:: Given exercise ::
Repeat the records below exactly.

:: Excerpted data ::
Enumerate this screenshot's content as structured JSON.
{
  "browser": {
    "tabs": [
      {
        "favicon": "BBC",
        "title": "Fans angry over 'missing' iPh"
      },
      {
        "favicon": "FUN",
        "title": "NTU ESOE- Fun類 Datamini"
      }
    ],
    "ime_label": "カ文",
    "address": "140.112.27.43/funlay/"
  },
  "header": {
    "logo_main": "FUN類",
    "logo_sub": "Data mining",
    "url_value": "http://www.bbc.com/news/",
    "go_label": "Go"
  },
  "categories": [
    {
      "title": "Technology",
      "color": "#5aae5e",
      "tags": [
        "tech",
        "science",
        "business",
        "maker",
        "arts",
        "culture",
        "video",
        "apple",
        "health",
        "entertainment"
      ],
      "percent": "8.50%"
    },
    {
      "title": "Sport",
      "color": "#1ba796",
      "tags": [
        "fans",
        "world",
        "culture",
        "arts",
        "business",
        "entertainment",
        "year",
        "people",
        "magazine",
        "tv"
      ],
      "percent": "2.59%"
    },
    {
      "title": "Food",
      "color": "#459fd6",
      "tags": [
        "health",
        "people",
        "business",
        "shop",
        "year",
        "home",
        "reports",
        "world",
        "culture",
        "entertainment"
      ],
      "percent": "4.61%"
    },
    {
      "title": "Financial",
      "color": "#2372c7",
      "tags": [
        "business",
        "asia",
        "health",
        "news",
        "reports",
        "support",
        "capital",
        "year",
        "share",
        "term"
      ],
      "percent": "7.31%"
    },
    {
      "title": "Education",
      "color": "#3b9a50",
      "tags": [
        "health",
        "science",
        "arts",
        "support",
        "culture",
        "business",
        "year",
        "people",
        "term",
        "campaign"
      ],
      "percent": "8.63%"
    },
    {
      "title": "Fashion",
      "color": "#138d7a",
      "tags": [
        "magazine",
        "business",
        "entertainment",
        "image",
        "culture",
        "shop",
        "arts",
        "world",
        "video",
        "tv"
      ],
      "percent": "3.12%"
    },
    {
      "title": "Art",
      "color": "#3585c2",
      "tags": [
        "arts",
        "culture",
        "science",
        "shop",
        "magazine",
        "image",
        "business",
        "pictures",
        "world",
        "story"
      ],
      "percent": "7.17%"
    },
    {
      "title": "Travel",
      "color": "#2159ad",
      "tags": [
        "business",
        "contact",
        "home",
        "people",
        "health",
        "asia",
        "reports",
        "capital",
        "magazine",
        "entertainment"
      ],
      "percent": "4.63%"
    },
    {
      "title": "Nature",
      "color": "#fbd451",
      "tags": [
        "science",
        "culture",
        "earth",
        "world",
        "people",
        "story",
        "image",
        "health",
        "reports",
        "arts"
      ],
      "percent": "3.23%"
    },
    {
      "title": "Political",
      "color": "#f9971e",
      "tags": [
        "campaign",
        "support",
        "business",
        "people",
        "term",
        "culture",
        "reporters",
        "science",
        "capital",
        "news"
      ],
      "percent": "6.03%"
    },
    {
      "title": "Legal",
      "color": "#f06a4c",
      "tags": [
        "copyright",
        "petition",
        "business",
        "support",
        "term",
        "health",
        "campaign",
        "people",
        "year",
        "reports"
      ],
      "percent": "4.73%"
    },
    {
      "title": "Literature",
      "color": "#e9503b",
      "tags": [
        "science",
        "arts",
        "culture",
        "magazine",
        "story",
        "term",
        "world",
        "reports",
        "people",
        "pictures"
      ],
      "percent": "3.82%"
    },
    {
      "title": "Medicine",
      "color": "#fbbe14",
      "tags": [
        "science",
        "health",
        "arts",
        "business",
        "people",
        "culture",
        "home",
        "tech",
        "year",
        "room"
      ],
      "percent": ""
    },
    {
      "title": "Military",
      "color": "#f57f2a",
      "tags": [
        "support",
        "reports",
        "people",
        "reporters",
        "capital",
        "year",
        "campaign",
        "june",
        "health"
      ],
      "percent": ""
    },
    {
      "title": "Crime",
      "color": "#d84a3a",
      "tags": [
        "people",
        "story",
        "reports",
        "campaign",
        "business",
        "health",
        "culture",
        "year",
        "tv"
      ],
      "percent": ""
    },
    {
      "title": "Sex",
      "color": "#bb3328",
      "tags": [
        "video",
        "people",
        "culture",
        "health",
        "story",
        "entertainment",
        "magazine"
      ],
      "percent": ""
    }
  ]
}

:: Written response ::
Enumerate this screenshot's content as structured JSON.
{
  "browser": {
    "tabs": [
      {
        "favicon": "BBC",
        "title": "Fans angry over 'missing' iPh"
      },
      {
        "favicon": "FUN",
        "title": "NTU ESOE- Fun類 Datamini"
      }
    ],
    "ime_label": "カ文",
    "address": "140.112.27.43/funlay/"
  },
  "header": {
    "logo_main": "FUN類",
    "logo_sub": "Data mining",
    "url_value": "http://www.bbc.com/news/",
    "go_label": "Go"
  },
  "categories": [
    {
      "title": "Technology",
      "color": "#5aae5e",
      "tags": [
        "tech",
        "science",
        "business",
        "maker",
        "arts",
        "culture",
        "video",
        "apple",
        "health",
        "entertainment"
      ],
      "percent": "8.50%"
    },
    {
      "title": "Sport",
      "color": "#1ba796",
      "tags": [
        "fans",
        "world",
        "culture",
        "arts",
        "business",
        "entertainment",
        "year",
        "people",
        "magazine",
        "tv"
      ],
      "percent": "2.59%"
    },
    {
      "title": "Food",
      "color": "#459fd6",
      "tags": [
        "health",
        "people",
        "business",
        "shop",
        "year",
        "home",
        "reports",
        "world",
        "culture",
        "entertainment"
      ],
      "percent": "4.61%"
    },
    {
      "title": "Financial",
      "color": "#2372c7",
      "tags": [
        "business",
        "asia",
        "health",
        "news",
        "reports",
        "support",
        "capital",
        "year",
        "share",
        "term"
      ],
      "percent": "7.31%"
    },
    {
      "title": "Education",
      "color": "#3b9a50",
      "tags": [
        "health",
        "science",
        "arts",
        "support",
        "culture",
        "business",
        "year",
        "people",
        "term",
        "campaign"
      ],
      "percent": "8.63%"
    },
    {
      "title": "Fashion",
      "color": "#138d7a",
      "tags": [
        "magazine",
        "business",
        "entertainment",
        "image",
        "culture",
        "shop",
        "arts",
        "world",
        "video",
        "tv"
      ],
      "percent": "3.12%"
    },
    {
      "title": "Art",
      "color": "#3585c2",
      "tags": [
        "arts",
        "culture",
        "science",
        "shop",
        "magazine",
        "image",
        "business",
        "pictures",
        "world",
        "story"
      ],
      "percent": "7.17%"
    },
    {
      "title": "Travel",
      "color": "#2159ad",
      "tags": [
        "business",
        "contact",
        "home",
        "people",
        "health",
        "asia",
        "reports",
        "capital",
        "magazine",
        "entertainment"
      ],
      "percent": "4.63%"
    },
    {
      "title": "Nature",
      "color": "#fbd451",
      "tags": [
        "science",
        "culture",
        "earth",
        "world",
        "people",
        "story",
        "image",
        "health",
        "reports",
        "arts"
      ],
      "percent": "3.23%"
    },
    {
      "title": "Political",
      "color": "#f9971e",
      "tags": [
        "campaign",
        "support",
        "business",
        "people",
        "term",
        "culture",
        "reporters",
        "science",
        "capital",
        "news"
      ],
      "percent": "6.03%"
    },
    {
      "title": "Legal",
      "color": "#f06a4c",
      "tags": [
        "copyright",
        "petition",
        "business",
        "support",
        "term",
        "health",
        "campaign",
        "people",
        "year",
        "reports"
      ],
      "percent": "4.73%"
    },
    {
      "title": "Literature",
      "color": "#e9503b",
      "tags": [
        "science",
        "arts",
        "culture",
        "magazine",
        "story",
        "term",
        "world",
        "reports",
        "people",
        "pictures"
      ],
      "percent": "3.82%"
    },
    {
      "title": "Medicine",
      "color": "#fbbe14",
      "tags": [
        "science",
        "health",
        "arts",
        "business",
        "people",
        "culture",
        "home",
        "tech",
        "year",
        "room"
      ],
      "percent": ""
    },
    {
      "title": "Military",
      "color": "#f57f2a",
      "tags": [
        "support",
        "reports",
        "people",
        "reporters",
        "capital",
        "year",
        "campaign",
        "june",
        "health"
      ],
      "percent": ""
    },
    {
      "title": "Crime",
      "color": "#d84a3a",
      "tags": [
        "people",
        "story",
        "reports",
        "campaign",
        "business",
        "health",
        "culture",
        "year",
        "tv"
      ],
      "percent": ""
    },
    {
      "title": "Sex",
      "color": "#bb3328",
      "tags": [
        "video",
        "people",
        "culture",
        "health",
        "story",
        "entertainment",
        "magazine"
      ],
      "percent": ""
    }
  ]
}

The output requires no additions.